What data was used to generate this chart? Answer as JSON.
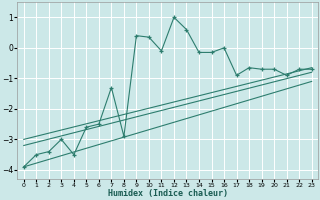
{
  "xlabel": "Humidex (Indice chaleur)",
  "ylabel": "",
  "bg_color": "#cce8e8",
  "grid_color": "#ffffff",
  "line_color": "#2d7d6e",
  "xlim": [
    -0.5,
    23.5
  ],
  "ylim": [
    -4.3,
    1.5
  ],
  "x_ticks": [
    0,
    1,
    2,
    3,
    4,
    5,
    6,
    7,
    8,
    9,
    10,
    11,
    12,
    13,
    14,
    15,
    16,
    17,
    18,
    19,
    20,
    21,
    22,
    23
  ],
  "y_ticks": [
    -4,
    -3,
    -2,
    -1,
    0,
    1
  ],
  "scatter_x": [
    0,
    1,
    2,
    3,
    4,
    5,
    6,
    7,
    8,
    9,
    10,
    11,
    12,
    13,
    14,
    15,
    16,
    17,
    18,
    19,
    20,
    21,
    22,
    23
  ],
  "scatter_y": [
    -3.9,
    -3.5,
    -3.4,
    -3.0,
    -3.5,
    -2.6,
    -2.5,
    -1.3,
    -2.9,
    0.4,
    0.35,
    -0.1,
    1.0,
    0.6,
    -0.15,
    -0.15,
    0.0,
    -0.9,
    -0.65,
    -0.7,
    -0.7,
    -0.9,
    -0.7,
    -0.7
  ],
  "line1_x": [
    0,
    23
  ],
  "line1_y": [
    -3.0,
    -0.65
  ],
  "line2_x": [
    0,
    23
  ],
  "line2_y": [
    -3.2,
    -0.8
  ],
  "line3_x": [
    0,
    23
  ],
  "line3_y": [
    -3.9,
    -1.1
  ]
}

= = = =

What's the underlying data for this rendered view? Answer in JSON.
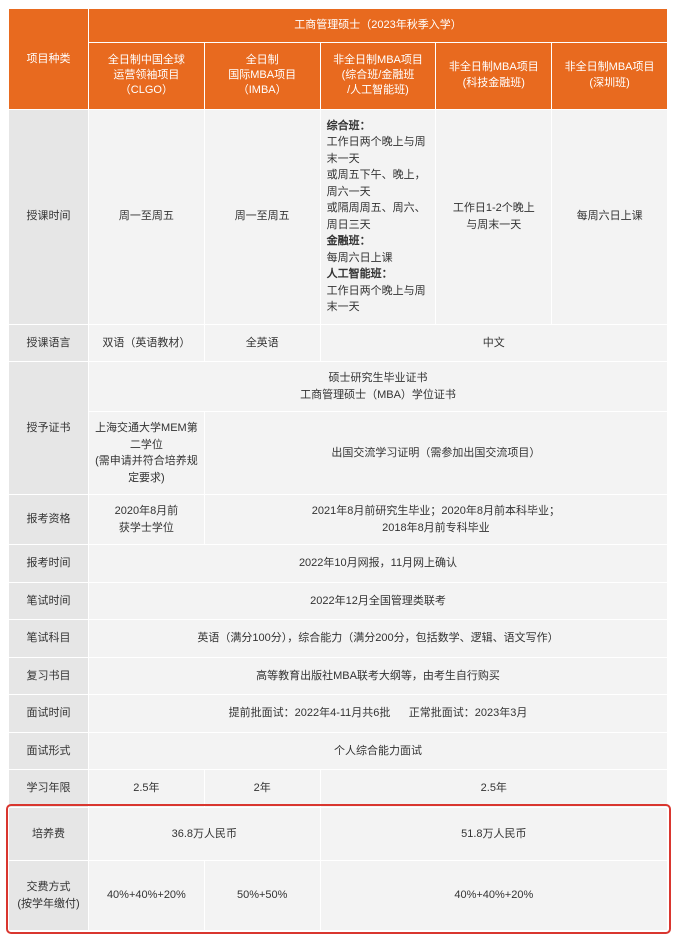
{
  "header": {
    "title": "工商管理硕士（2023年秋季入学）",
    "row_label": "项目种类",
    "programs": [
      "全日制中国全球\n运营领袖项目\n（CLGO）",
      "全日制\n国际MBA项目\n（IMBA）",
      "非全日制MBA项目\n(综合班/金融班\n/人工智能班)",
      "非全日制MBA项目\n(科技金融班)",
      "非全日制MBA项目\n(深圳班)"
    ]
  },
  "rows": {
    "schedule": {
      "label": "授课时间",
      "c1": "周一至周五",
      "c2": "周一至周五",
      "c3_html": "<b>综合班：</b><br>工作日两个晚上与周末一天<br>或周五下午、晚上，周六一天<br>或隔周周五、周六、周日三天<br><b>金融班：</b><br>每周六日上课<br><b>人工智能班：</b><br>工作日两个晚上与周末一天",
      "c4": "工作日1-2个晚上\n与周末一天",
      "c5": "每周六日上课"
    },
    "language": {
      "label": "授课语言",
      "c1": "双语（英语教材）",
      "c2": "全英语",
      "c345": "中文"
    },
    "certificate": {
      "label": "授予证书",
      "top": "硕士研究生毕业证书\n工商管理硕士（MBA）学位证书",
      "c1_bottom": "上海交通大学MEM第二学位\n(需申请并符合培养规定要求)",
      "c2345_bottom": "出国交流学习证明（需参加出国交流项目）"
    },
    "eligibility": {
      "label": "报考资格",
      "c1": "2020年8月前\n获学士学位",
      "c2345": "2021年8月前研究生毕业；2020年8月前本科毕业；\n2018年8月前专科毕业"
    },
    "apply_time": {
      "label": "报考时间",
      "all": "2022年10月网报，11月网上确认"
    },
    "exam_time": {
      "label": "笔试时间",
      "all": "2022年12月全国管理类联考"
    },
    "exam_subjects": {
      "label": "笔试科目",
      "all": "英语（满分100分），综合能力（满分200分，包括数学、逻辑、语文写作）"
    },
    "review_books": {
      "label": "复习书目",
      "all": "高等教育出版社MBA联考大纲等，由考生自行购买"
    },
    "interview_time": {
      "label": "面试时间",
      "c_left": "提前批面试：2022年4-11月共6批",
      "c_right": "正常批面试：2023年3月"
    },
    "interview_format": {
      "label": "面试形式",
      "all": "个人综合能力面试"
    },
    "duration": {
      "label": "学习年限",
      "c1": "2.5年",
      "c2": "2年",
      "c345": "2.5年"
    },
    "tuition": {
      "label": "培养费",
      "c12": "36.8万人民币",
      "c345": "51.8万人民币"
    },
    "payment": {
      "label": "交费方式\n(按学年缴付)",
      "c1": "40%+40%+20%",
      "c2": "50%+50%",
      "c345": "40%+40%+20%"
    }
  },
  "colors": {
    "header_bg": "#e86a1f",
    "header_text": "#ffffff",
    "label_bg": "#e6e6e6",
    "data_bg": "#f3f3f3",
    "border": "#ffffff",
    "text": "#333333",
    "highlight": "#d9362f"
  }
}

= = = =

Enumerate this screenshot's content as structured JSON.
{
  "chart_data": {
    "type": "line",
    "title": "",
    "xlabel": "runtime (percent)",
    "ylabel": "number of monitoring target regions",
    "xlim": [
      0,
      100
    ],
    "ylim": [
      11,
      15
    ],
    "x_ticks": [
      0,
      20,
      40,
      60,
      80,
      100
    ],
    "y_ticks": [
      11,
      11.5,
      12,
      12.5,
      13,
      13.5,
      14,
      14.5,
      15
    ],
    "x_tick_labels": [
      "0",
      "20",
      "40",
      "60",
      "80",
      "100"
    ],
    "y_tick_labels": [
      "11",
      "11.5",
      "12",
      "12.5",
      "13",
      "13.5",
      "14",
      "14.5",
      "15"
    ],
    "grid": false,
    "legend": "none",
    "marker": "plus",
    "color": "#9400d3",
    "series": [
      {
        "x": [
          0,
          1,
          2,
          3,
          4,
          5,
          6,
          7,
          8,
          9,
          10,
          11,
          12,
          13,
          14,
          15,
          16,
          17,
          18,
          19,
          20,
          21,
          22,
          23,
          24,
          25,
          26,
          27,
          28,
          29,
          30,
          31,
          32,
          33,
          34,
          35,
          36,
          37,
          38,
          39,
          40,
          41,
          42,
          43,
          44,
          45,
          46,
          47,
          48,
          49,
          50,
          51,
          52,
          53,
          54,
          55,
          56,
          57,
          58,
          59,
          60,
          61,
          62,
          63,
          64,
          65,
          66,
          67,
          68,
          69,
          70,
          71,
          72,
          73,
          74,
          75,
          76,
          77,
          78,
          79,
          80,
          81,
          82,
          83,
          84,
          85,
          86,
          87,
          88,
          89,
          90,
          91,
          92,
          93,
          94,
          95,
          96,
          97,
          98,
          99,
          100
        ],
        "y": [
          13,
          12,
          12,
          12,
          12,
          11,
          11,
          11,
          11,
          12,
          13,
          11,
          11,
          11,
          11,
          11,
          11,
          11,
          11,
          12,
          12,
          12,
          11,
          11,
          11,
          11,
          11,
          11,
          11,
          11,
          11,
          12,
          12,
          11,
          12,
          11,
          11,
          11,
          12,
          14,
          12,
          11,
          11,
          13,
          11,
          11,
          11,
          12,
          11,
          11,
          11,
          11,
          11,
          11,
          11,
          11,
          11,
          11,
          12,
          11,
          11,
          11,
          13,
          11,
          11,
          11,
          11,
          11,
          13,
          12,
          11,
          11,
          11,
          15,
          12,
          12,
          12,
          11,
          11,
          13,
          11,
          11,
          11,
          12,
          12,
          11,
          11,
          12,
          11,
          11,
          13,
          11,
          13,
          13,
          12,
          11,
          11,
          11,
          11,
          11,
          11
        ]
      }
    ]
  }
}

= = = =

Stated exercise
Reply with nothing but the number of lines that contain the word "非全日制MBA项目".

The output
3